#### Records from a data collection:
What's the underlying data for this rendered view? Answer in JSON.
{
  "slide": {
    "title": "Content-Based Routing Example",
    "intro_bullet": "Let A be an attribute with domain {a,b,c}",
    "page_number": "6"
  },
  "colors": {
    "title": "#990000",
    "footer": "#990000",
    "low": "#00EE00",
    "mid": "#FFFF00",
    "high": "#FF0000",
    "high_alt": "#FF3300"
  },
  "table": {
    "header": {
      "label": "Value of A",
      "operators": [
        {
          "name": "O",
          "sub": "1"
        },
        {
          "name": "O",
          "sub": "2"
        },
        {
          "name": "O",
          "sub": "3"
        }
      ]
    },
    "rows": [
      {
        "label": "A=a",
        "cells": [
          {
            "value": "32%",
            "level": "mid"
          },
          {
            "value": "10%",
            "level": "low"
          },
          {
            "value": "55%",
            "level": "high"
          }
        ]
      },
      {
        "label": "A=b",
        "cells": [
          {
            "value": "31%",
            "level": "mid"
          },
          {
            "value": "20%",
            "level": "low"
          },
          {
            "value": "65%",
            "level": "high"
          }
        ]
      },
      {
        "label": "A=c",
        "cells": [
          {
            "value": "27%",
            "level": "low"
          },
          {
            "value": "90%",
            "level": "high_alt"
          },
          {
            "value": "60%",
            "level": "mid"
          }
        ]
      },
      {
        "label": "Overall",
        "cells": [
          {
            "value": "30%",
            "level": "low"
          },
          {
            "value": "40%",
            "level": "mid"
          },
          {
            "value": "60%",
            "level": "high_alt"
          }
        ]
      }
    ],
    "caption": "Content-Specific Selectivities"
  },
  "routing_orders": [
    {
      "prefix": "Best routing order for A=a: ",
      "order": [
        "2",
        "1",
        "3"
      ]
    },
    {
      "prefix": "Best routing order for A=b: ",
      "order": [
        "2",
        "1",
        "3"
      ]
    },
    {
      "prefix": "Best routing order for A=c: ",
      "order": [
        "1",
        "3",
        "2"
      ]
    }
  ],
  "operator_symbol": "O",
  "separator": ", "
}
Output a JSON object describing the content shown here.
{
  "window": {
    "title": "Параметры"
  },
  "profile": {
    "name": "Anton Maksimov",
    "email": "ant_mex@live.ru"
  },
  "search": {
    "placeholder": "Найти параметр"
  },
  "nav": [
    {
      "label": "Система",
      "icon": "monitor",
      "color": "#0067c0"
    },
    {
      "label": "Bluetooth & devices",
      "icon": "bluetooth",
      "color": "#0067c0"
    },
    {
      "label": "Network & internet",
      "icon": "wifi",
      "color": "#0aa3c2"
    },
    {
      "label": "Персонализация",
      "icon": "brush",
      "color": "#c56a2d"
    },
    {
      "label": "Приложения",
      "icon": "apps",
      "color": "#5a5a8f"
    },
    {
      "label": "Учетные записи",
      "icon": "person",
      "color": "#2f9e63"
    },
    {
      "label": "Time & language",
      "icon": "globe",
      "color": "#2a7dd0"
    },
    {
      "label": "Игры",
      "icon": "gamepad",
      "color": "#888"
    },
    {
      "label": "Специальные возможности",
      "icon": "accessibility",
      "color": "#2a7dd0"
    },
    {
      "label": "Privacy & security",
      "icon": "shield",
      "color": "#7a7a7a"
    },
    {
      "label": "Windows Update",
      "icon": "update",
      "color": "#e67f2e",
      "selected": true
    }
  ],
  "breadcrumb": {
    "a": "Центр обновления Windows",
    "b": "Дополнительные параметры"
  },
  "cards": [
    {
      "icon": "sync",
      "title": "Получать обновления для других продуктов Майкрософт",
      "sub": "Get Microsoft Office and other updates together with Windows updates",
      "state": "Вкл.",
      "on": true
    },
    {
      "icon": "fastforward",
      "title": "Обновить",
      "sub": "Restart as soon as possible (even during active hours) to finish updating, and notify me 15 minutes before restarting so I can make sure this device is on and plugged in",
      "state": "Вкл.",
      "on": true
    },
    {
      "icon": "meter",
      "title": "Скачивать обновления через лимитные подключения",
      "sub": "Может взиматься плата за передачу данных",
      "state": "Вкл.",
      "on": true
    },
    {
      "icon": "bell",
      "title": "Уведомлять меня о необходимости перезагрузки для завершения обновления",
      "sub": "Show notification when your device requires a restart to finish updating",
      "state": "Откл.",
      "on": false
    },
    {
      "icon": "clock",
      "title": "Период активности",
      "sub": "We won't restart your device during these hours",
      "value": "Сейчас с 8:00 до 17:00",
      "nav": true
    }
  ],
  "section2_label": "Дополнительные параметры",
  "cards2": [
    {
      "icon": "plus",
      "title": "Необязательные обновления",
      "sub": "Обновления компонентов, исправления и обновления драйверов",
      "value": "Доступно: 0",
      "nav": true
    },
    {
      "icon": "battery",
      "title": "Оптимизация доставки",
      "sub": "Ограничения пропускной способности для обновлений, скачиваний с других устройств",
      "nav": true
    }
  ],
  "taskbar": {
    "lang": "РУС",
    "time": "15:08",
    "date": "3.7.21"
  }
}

#### Short problem:
Retype all of the material, keeping each line exact.

#### Response below:
What's the underlying data for this rendered view? Answer in JSON.
{
  "slide": {
    "title": "Content-Based Routing Example",
    "intro_bullet": "Let A be an attribute with domain {a,b,c}",
    "page_number": "6"
  },
  "colors": {
    "title": "#990000",
    "footer": "#990000",
    "low": "#00EE00",
    "mid": "#FFFF00",
    "high": "#FF0000",
    "high_alt": "#FF3300"
  },
  "table": {
    "header": {
      "label": "Value of A",
      "operators": [
        {
          "name": "O",
          "sub": "1"
        },
        {
          "name": "O",
          "sub": "2"
        },
        {
          "name": "O",
          "sub": "3"
        }
      ]
    },
    "rows": [
      {
        "label": "A=a",
        "cells": [
          {
            "value": "32%",
            "level": "mid"
          },
          {
            "value": "10%",
            "level": "low"
          },
          {
            "value": "55%",
            "level": "high"
          }
        ]
      },
      {
        "label": "A=b",
        "cells": [
          {
            "value": "31%",
            "level": "mid"
          },
          {
            "value": "20%",
            "level": "low"
          },
          {
            "value": "65%",
            "level": "high"
          }
        ]
      },
      {
        "label": "A=c",
        "cells": [
          {
            "value": "27%",
            "level": "low"
          },
          {
            "value": "90%",
            "level": "high_alt"
          },
          {
            "value": "60%",
            "level": "mid"
          }
        ]
      },
      {
        "label": "Overall",
        "cells": [
          {
            "value": "30%",
            "level": "low"
          },
          {
            "value": "40%",
            "level": "mid"
          },
          {
            "value": "60%",
            "level": "high_alt"
          }
        ]
      }
    ],
    "caption": "Content-Specific Selectivities"
  },
  "routing_orders": [
    {
      "prefix": "Best routing order for A=a: ",
      "order": [
        "2",
        "1",
        "3"
      ]
    },
    {
      "prefix": "Best routing order for A=b: ",
      "order": [
        "2",
        "1",
        "3"
      ]
    },
    {
      "prefix": "Best routing order for A=c: ",
      "order": [
        "1",
        "3",
        "2"
      ]
    }
  ],
  "operator_symbol": "O",
  "separator": ", "
}
Output a JSON object describing the content shown here.
{
  "window": {
    "title": "Параметры"
  },
  "profile": {
    "name": "Anton Maksimov",
    "email": "ant_mex@live.ru"
  },
  "search": {
    "placeholder": "Найти параметр"
  },
  "nav": [
    {
      "label": "Система",
      "icon": "monitor",
      "color": "#0067c0"
    },
    {
      "label": "Bluetooth & devices",
      "icon": "bluetooth",
      "color": "#0067c0"
    },
    {
      "label": "Network & internet",
      "icon": "wifi",
      "color": "#0aa3c2"
    },
    {
      "label": "Персонализация",
      "icon": "brush",
      "color": "#c56a2d"
    },
    {
      "label": "Приложения",
      "icon": "apps",
      "color": "#5a5a8f"
    },
    {
      "label": "Учетные записи",
      "icon": "person",
      "color": "#2f9e63"
    },
    {
      "label": "Time & language",
      "icon": "globe",
      "color": "#2a7dd0"
    },
    {
      "label": "Игры",
      "icon": "gamepad",
      "color": "#888"
    },
    {
      "label": "Специальные возможности",
      "icon": "accessibility",
      "color": "#2a7dd0"
    },
    {
      "label": "Privacy & security",
      "icon": "shield",
      "color": "#7a7a7a"
    },
    {
      "label": "Windows Update",
      "icon": "update",
      "color": "#e67f2e",
      "selected": true
    }
  ],
  "breadcrumb": {
    "a": "Центр обновления Windows",
    "b": "Дополнительные параметры"
  },
  "cards": [
    {
      "icon": "sync",
      "title": "Получать обновления для других продуктов Майкрософт",
      "sub": "Get Microsoft Office and other updates together with Windows updates",
      "state": "Вкл.",
      "on": true
    },
    {
      "icon": "fastforward",
      "title": "Обновить",
      "sub": "Restart as soon as possible (even during active hours) to finish updating, and notify me 15 minutes before restarting so I can make sure this device is on and plugged in",
      "state": "Вкл.",
      "on": true
    },
    {
      "icon": "meter",
      "title": "Скачивать обновления через лимитные подключения",
      "sub": "Может взиматься плата за передачу данных",
      "state": "Вкл.",
      "on": true
    },
    {
      "icon": "bell",
      "title": "Уведомлять меня о необходимости перезагрузки для завершения обновления",
      "sub": "Show notification when your device requires a restart to finish updating",
      "state": "Откл.",
      "on": false
    },
    {
      "icon": "clock",
      "title": "Период активности",
      "sub": "We won't restart your device during these hours",
      "value": "Сейчас с 8:00 до 17:00",
      "nav": true
    }
  ],
  "section2_label": "Дополнительные параметры",
  "cards2": [
    {
      "icon": "plus",
      "title": "Необязательные обновления",
      "sub": "Обновления компонентов, исправления и обновления драйверов",
      "value": "Доступно: 0",
      "nav": true
    },
    {
      "icon": "battery",
      "title": "Оптимизация доставки",
      "sub": "Ограничения пропускной способности для обновлений, скачиваний с других устройств",
      "nav": true
    }
  ],
  "taskbar": {
    "lang": "РУС",
    "time": "15:08",
    "date": "3.7.21"
  }
}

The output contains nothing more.